(Saved entries)

— begin —

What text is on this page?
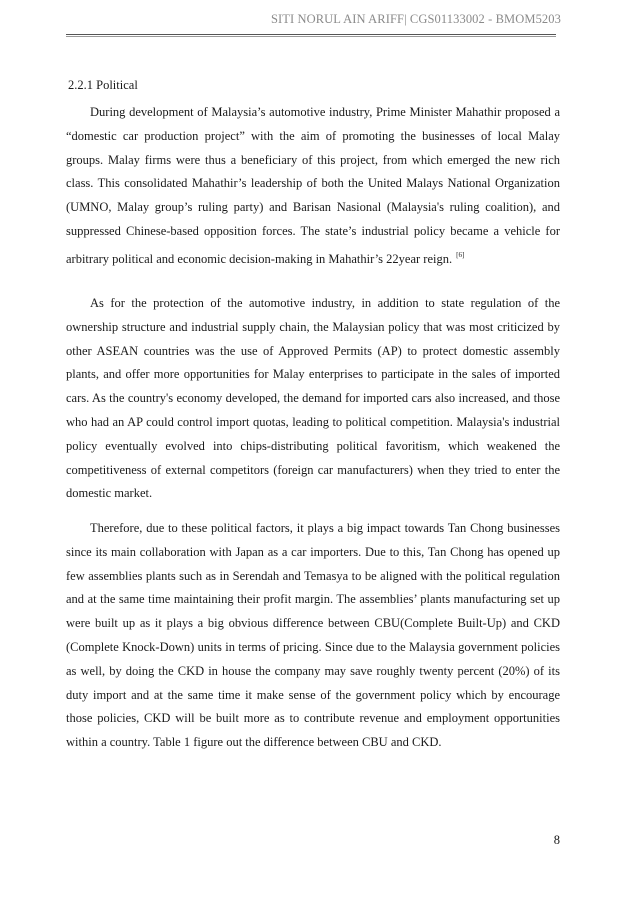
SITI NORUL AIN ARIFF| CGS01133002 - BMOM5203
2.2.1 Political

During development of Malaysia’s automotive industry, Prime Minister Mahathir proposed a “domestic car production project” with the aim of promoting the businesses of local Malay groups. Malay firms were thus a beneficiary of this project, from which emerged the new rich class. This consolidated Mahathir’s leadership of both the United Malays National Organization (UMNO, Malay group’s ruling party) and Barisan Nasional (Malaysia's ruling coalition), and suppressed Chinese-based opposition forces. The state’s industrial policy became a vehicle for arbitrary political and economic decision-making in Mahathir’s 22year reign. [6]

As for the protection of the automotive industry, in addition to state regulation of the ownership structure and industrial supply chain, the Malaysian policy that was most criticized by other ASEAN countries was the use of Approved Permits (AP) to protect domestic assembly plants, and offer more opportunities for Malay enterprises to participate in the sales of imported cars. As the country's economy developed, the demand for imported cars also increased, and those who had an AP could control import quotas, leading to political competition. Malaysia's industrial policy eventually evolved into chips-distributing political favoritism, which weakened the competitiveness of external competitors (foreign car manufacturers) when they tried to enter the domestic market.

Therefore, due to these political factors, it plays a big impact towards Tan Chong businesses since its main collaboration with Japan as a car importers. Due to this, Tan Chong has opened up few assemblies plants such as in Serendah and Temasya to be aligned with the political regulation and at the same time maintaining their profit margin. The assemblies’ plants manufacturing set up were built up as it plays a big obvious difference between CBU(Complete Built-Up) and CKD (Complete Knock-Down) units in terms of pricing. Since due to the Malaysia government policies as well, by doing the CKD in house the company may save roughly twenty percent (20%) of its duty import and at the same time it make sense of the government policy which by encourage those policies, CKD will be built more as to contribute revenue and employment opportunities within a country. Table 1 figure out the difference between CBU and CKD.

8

— end —
— begin —

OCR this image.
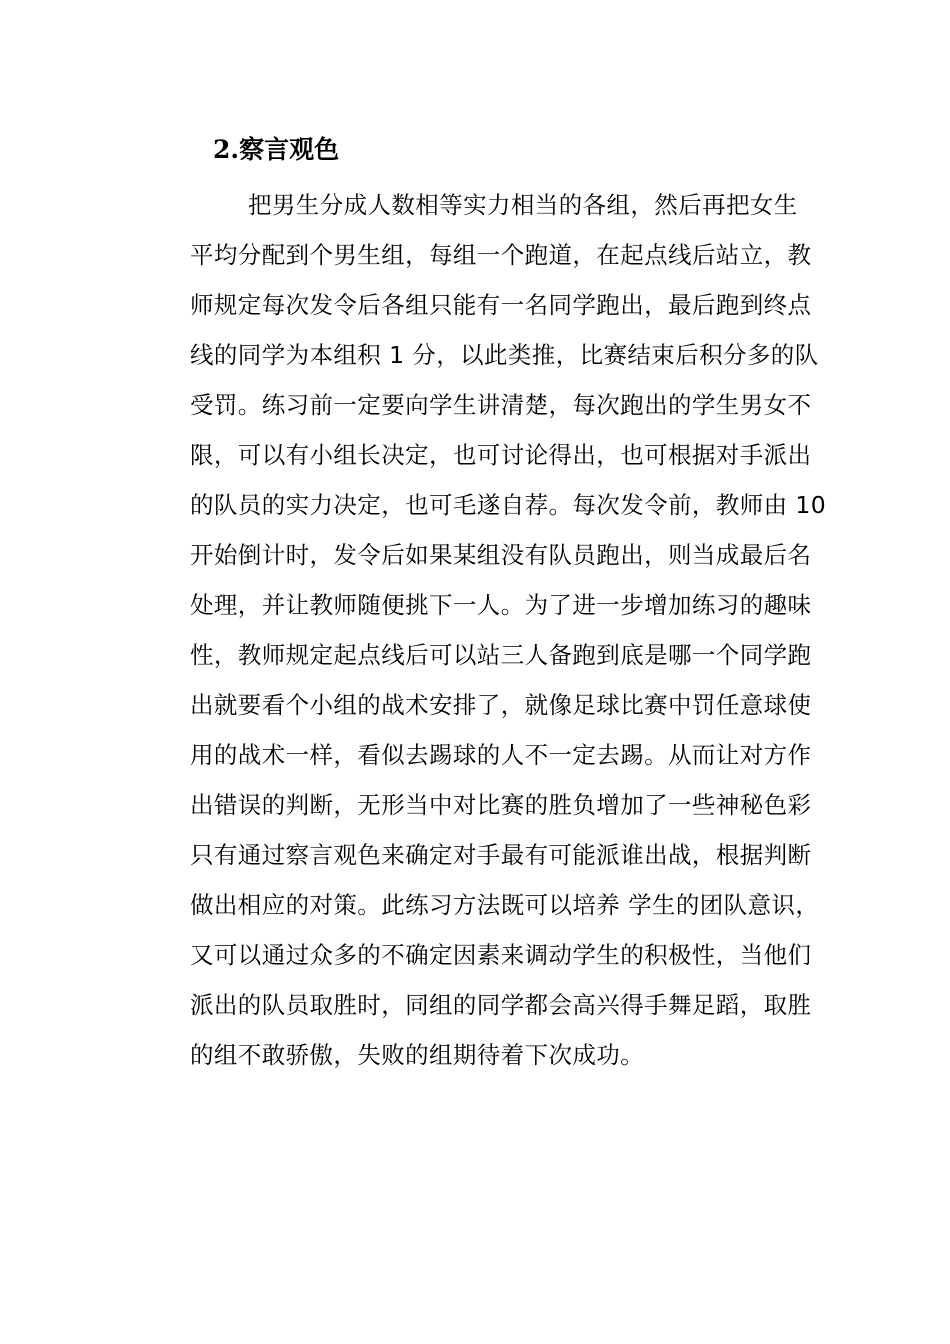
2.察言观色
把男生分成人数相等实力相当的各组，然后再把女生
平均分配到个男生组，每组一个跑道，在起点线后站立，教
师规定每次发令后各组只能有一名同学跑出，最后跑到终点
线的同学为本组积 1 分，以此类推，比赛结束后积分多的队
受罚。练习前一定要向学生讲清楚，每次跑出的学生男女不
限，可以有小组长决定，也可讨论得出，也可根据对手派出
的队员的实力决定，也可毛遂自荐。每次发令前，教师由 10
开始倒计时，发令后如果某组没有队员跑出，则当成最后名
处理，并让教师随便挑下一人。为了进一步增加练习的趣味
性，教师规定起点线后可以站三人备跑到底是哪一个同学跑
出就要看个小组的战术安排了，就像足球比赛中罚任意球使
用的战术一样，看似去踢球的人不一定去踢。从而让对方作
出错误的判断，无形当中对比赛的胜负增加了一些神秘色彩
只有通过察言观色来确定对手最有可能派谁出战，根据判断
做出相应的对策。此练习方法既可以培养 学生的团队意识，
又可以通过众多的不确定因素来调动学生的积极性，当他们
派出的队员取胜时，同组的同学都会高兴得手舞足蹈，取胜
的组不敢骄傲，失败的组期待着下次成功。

— end —

» **Your task**:
Show the lines that mention the word "domestic".

» **Written reply**:
During development of Malaysia’s automotive industry, Prime Minister Mahathir proposed a “domestic car production project” with the aim of promoting the businesses of local Malay groups. Malay firms were thus a beneficiary of this project, from which emerged the new rich class. This consolidated Mahathir’s leadership of both the United Malays National Organization (UMNO, Malay group’s ruling party) and Barisan Nasional (Malaysia's ruling coalition), and suppressed Chinese-based opposition forces. The state’s industrial policy became a vehicle for arbitrary political and economic decision-making in Mahathir’s 22year reign. [6]
As for the protection of the automotive industry, in addition to state regulation of the ownership structure and industrial supply chain, the Malaysian policy that was most criticized by other ASEAN countries was the use of Approved Permits (AP) to protect domestic assembly plants, and offer more opportunities for Malay enterprises to participate in the sales of imported cars. As the country's economy developed, the demand for imported cars also increased, and those who had an AP could control import quotas, leading to political competition. Malaysia's industrial policy eventually evolved into chips-distributing political favoritism, which weakened the competitiveness of external competitors (foreign car manufacturers) when they tried to enter the domestic market.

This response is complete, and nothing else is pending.